MATERIAL FOR THIS EXERCISE:
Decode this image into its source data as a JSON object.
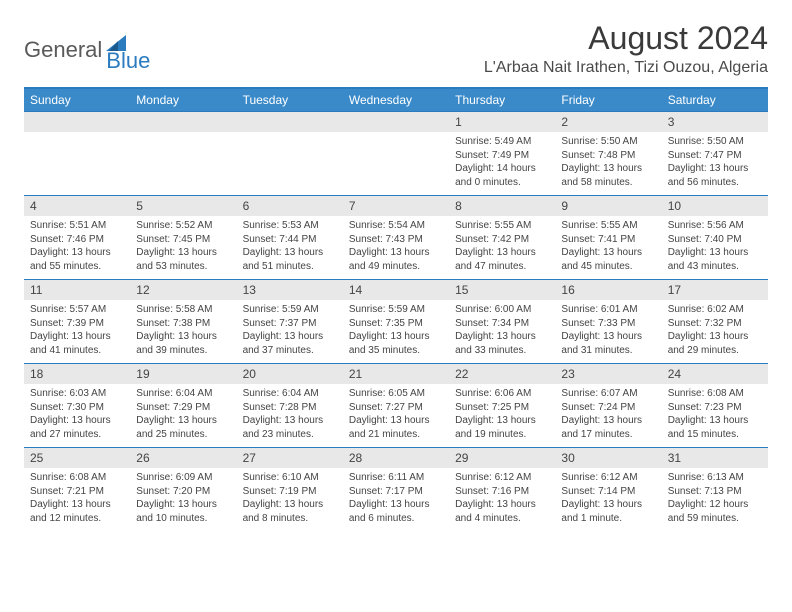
{
  "logo": {
    "general": "General",
    "blue": "Blue"
  },
  "title": "August 2024",
  "location": "L'Arbaa Nait Irathen, Tizi Ouzou, Algeria",
  "colors": {
    "header_bg": "#3a8ac9",
    "header_text": "#ffffff",
    "border": "#2b7bbf",
    "daynum_bg": "#e8e8e8",
    "text": "#444444",
    "logo_gray": "#5a5a5a",
    "logo_blue": "#2b7bbf"
  },
  "typography": {
    "title_fontsize": 32,
    "location_fontsize": 16,
    "dayname_fontsize": 12,
    "daynum_fontsize": 12,
    "detail_fontsize": 10
  },
  "day_names": [
    "Sunday",
    "Monday",
    "Tuesday",
    "Wednesday",
    "Thursday",
    "Friday",
    "Saturday"
  ],
  "weeks": [
    [
      {
        "num": "",
        "sunrise": "",
        "sunset": "",
        "daylight": ""
      },
      {
        "num": "",
        "sunrise": "",
        "sunset": "",
        "daylight": ""
      },
      {
        "num": "",
        "sunrise": "",
        "sunset": "",
        "daylight": ""
      },
      {
        "num": "",
        "sunrise": "",
        "sunset": "",
        "daylight": ""
      },
      {
        "num": "1",
        "sunrise": "Sunrise: 5:49 AM",
        "sunset": "Sunset: 7:49 PM",
        "daylight": "Daylight: 14 hours and 0 minutes."
      },
      {
        "num": "2",
        "sunrise": "Sunrise: 5:50 AM",
        "sunset": "Sunset: 7:48 PM",
        "daylight": "Daylight: 13 hours and 58 minutes."
      },
      {
        "num": "3",
        "sunrise": "Sunrise: 5:50 AM",
        "sunset": "Sunset: 7:47 PM",
        "daylight": "Daylight: 13 hours and 56 minutes."
      }
    ],
    [
      {
        "num": "4",
        "sunrise": "Sunrise: 5:51 AM",
        "sunset": "Sunset: 7:46 PM",
        "daylight": "Daylight: 13 hours and 55 minutes."
      },
      {
        "num": "5",
        "sunrise": "Sunrise: 5:52 AM",
        "sunset": "Sunset: 7:45 PM",
        "daylight": "Daylight: 13 hours and 53 minutes."
      },
      {
        "num": "6",
        "sunrise": "Sunrise: 5:53 AM",
        "sunset": "Sunset: 7:44 PM",
        "daylight": "Daylight: 13 hours and 51 minutes."
      },
      {
        "num": "7",
        "sunrise": "Sunrise: 5:54 AM",
        "sunset": "Sunset: 7:43 PM",
        "daylight": "Daylight: 13 hours and 49 minutes."
      },
      {
        "num": "8",
        "sunrise": "Sunrise: 5:55 AM",
        "sunset": "Sunset: 7:42 PM",
        "daylight": "Daylight: 13 hours and 47 minutes."
      },
      {
        "num": "9",
        "sunrise": "Sunrise: 5:55 AM",
        "sunset": "Sunset: 7:41 PM",
        "daylight": "Daylight: 13 hours and 45 minutes."
      },
      {
        "num": "10",
        "sunrise": "Sunrise: 5:56 AM",
        "sunset": "Sunset: 7:40 PM",
        "daylight": "Daylight: 13 hours and 43 minutes."
      }
    ],
    [
      {
        "num": "11",
        "sunrise": "Sunrise: 5:57 AM",
        "sunset": "Sunset: 7:39 PM",
        "daylight": "Daylight: 13 hours and 41 minutes."
      },
      {
        "num": "12",
        "sunrise": "Sunrise: 5:58 AM",
        "sunset": "Sunset: 7:38 PM",
        "daylight": "Daylight: 13 hours and 39 minutes."
      },
      {
        "num": "13",
        "sunrise": "Sunrise: 5:59 AM",
        "sunset": "Sunset: 7:37 PM",
        "daylight": "Daylight: 13 hours and 37 minutes."
      },
      {
        "num": "14",
        "sunrise": "Sunrise: 5:59 AM",
        "sunset": "Sunset: 7:35 PM",
        "daylight": "Daylight: 13 hours and 35 minutes."
      },
      {
        "num": "15",
        "sunrise": "Sunrise: 6:00 AM",
        "sunset": "Sunset: 7:34 PM",
        "daylight": "Daylight: 13 hours and 33 minutes."
      },
      {
        "num": "16",
        "sunrise": "Sunrise: 6:01 AM",
        "sunset": "Sunset: 7:33 PM",
        "daylight": "Daylight: 13 hours and 31 minutes."
      },
      {
        "num": "17",
        "sunrise": "Sunrise: 6:02 AM",
        "sunset": "Sunset: 7:32 PM",
        "daylight": "Daylight: 13 hours and 29 minutes."
      }
    ],
    [
      {
        "num": "18",
        "sunrise": "Sunrise: 6:03 AM",
        "sunset": "Sunset: 7:30 PM",
        "daylight": "Daylight: 13 hours and 27 minutes."
      },
      {
        "num": "19",
        "sunrise": "Sunrise: 6:04 AM",
        "sunset": "Sunset: 7:29 PM",
        "daylight": "Daylight: 13 hours and 25 minutes."
      },
      {
        "num": "20",
        "sunrise": "Sunrise: 6:04 AM",
        "sunset": "Sunset: 7:28 PM",
        "daylight": "Daylight: 13 hours and 23 minutes."
      },
      {
        "num": "21",
        "sunrise": "Sunrise: 6:05 AM",
        "sunset": "Sunset: 7:27 PM",
        "daylight": "Daylight: 13 hours and 21 minutes."
      },
      {
        "num": "22",
        "sunrise": "Sunrise: 6:06 AM",
        "sunset": "Sunset: 7:25 PM",
        "daylight": "Daylight: 13 hours and 19 minutes."
      },
      {
        "num": "23",
        "sunrise": "Sunrise: 6:07 AM",
        "sunset": "Sunset: 7:24 PM",
        "daylight": "Daylight: 13 hours and 17 minutes."
      },
      {
        "num": "24",
        "sunrise": "Sunrise: 6:08 AM",
        "sunset": "Sunset: 7:23 PM",
        "daylight": "Daylight: 13 hours and 15 minutes."
      }
    ],
    [
      {
        "num": "25",
        "sunrise": "Sunrise: 6:08 AM",
        "sunset": "Sunset: 7:21 PM",
        "daylight": "Daylight: 13 hours and 12 minutes."
      },
      {
        "num": "26",
        "sunrise": "Sunrise: 6:09 AM",
        "sunset": "Sunset: 7:20 PM",
        "daylight": "Daylight: 13 hours and 10 minutes."
      },
      {
        "num": "27",
        "sunrise": "Sunrise: 6:10 AM",
        "sunset": "Sunset: 7:19 PM",
        "daylight": "Daylight: 13 hours and 8 minutes."
      },
      {
        "num": "28",
        "sunrise": "Sunrise: 6:11 AM",
        "sunset": "Sunset: 7:17 PM",
        "daylight": "Daylight: 13 hours and 6 minutes."
      },
      {
        "num": "29",
        "sunrise": "Sunrise: 6:12 AM",
        "sunset": "Sunset: 7:16 PM",
        "daylight": "Daylight: 13 hours and 4 minutes."
      },
      {
        "num": "30",
        "sunrise": "Sunrise: 6:12 AM",
        "sunset": "Sunset: 7:14 PM",
        "daylight": "Daylight: 13 hours and 1 minute."
      },
      {
        "num": "31",
        "sunrise": "Sunrise: 6:13 AM",
        "sunset": "Sunset: 7:13 PM",
        "daylight": "Daylight: 12 hours and 59 minutes."
      }
    ]
  ]
}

WORK TO BE COMPLETED:
From start to finish, output the listing exactly, but omit its pictures.

THE OUTPUT:
Decode this image into its source data as a JSON object.
{
  "logo": {
    "general": "General",
    "blue": "Blue"
  },
  "title": "August 2024",
  "location": "L'Arbaa Nait Irathen, Tizi Ouzou, Algeria",
  "colors": {
    "header_bg": "#3a8ac9",
    "header_text": "#ffffff",
    "border": "#2b7bbf",
    "daynum_bg": "#e8e8e8",
    "text": "#444444",
    "logo_gray": "#5a5a5a",
    "logo_blue": "#2b7bbf"
  },
  "typography": {
    "title_fontsize": 32,
    "location_fontsize": 16,
    "dayname_fontsize": 12,
    "daynum_fontsize": 12,
    "detail_fontsize": 10
  },
  "day_names": [
    "Sunday",
    "Monday",
    "Tuesday",
    "Wednesday",
    "Thursday",
    "Friday",
    "Saturday"
  ],
  "weeks": [
    [
      {
        "num": "",
        "sunrise": "",
        "sunset": "",
        "daylight": ""
      },
      {
        "num": "",
        "sunrise": "",
        "sunset": "",
        "daylight": ""
      },
      {
        "num": "",
        "sunrise": "",
        "sunset": "",
        "daylight": ""
      },
      {
        "num": "",
        "sunrise": "",
        "sunset": "",
        "daylight": ""
      },
      {
        "num": "1",
        "sunrise": "Sunrise: 5:49 AM",
        "sunset": "Sunset: 7:49 PM",
        "daylight": "Daylight: 14 hours and 0 minutes."
      },
      {
        "num": "2",
        "sunrise": "Sunrise: 5:50 AM",
        "sunset": "Sunset: 7:48 PM",
        "daylight": "Daylight: 13 hours and 58 minutes."
      },
      {
        "num": "3",
        "sunrise": "Sunrise: 5:50 AM",
        "sunset": "Sunset: 7:47 PM",
        "daylight": "Daylight: 13 hours and 56 minutes."
      }
    ],
    [
      {
        "num": "4",
        "sunrise": "Sunrise: 5:51 AM",
        "sunset": "Sunset: 7:46 PM",
        "daylight": "Daylight: 13 hours and 55 minutes."
      },
      {
        "num": "5",
        "sunrise": "Sunrise: 5:52 AM",
        "sunset": "Sunset: 7:45 PM",
        "daylight": "Daylight: 13 hours and 53 minutes."
      },
      {
        "num": "6",
        "sunrise": "Sunrise: 5:53 AM",
        "sunset": "Sunset: 7:44 PM",
        "daylight": "Daylight: 13 hours and 51 minutes."
      },
      {
        "num": "7",
        "sunrise": "Sunrise: 5:54 AM",
        "sunset": "Sunset: 7:43 PM",
        "daylight": "Daylight: 13 hours and 49 minutes."
      },
      {
        "num": "8",
        "sunrise": "Sunrise: 5:55 AM",
        "sunset": "Sunset: 7:42 PM",
        "daylight": "Daylight: 13 hours and 47 minutes."
      },
      {
        "num": "9",
        "sunrise": "Sunrise: 5:55 AM",
        "sunset": "Sunset: 7:41 PM",
        "daylight": "Daylight: 13 hours and 45 minutes."
      },
      {
        "num": "10",
        "sunrise": "Sunrise: 5:56 AM",
        "sunset": "Sunset: 7:40 PM",
        "daylight": "Daylight: 13 hours and 43 minutes."
      }
    ],
    [
      {
        "num": "11",
        "sunrise": "Sunrise: 5:57 AM",
        "sunset": "Sunset: 7:39 PM",
        "daylight": "Daylight: 13 hours and 41 minutes."
      },
      {
        "num": "12",
        "sunrise": "Sunrise: 5:58 AM",
        "sunset": "Sunset: 7:38 PM",
        "daylight": "Daylight: 13 hours and 39 minutes."
      },
      {
        "num": "13",
        "sunrise": "Sunrise: 5:59 AM",
        "sunset": "Sunset: 7:37 PM",
        "daylight": "Daylight: 13 hours and 37 minutes."
      },
      {
        "num": "14",
        "sunrise": "Sunrise: 5:59 AM",
        "sunset": "Sunset: 7:35 PM",
        "daylight": "Daylight: 13 hours and 35 minutes."
      },
      {
        "num": "15",
        "sunrise": "Sunrise: 6:00 AM",
        "sunset": "Sunset: 7:34 PM",
        "daylight": "Daylight: 13 hours and 33 minutes."
      },
      {
        "num": "16",
        "sunrise": "Sunrise: 6:01 AM",
        "sunset": "Sunset: 7:33 PM",
        "daylight": "Daylight: 13 hours and 31 minutes."
      },
      {
        "num": "17",
        "sunrise": "Sunrise: 6:02 AM",
        "sunset": "Sunset: 7:32 PM",
        "daylight": "Daylight: 13 hours and 29 minutes."
      }
    ],
    [
      {
        "num": "18",
        "sunrise": "Sunrise: 6:03 AM",
        "sunset": "Sunset: 7:30 PM",
        "daylight": "Daylight: 13 hours and 27 minutes."
      },
      {
        "num": "19",
        "sunrise": "Sunrise: 6:04 AM",
        "sunset": "Sunset: 7:29 PM",
        "daylight": "Daylight: 13 hours and 25 minutes."
      },
      {
        "num": "20",
        "sunrise": "Sunrise: 6:04 AM",
        "sunset": "Sunset: 7:28 PM",
        "daylight": "Daylight: 13 hours and 23 minutes."
      },
      {
        "num": "21",
        "sunrise": "Sunrise: 6:05 AM",
        "sunset": "Sunset: 7:27 PM",
        "daylight": "Daylight: 13 hours and 21 minutes."
      },
      {
        "num": "22",
        "sunrise": "Sunrise: 6:06 AM",
        "sunset": "Sunset: 7:25 PM",
        "daylight": "Daylight: 13 hours and 19 minutes."
      },
      {
        "num": "23",
        "sunrise": "Sunrise: 6:07 AM",
        "sunset": "Sunset: 7:24 PM",
        "daylight": "Daylight: 13 hours and 17 minutes."
      },
      {
        "num": "24",
        "sunrise": "Sunrise: 6:08 AM",
        "sunset": "Sunset: 7:23 PM",
        "daylight": "Daylight: 13 hours and 15 minutes."
      }
    ],
    [
      {
        "num": "25",
        "sunrise": "Sunrise: 6:08 AM",
        "sunset": "Sunset: 7:21 PM",
        "daylight": "Daylight: 13 hours and 12 minutes."
      },
      {
        "num": "26",
        "sunrise": "Sunrise: 6:09 AM",
        "sunset": "Sunset: 7:20 PM",
        "daylight": "Daylight: 13 hours and 10 minutes."
      },
      {
        "num": "27",
        "sunrise": "Sunrise: 6:10 AM",
        "sunset": "Sunset: 7:19 PM",
        "daylight": "Daylight: 13 hours and 8 minutes."
      },
      {
        "num": "28",
        "sunrise": "Sunrise: 6:11 AM",
        "sunset": "Sunset: 7:17 PM",
        "daylight": "Daylight: 13 hours and 6 minutes."
      },
      {
        "num": "29",
        "sunrise": "Sunrise: 6:12 AM",
        "sunset": "Sunset: 7:16 PM",
        "daylight": "Daylight: 13 hours and 4 minutes."
      },
      {
        "num": "30",
        "sunrise": "Sunrise: 6:12 AM",
        "sunset": "Sunset: 7:14 PM",
        "daylight": "Daylight: 13 hours and 1 minute."
      },
      {
        "num": "31",
        "sunrise": "Sunrise: 6:13 AM",
        "sunset": "Sunset: 7:13 PM",
        "daylight": "Daylight: 12 hours and 59 minutes."
      }
    ]
  ]
}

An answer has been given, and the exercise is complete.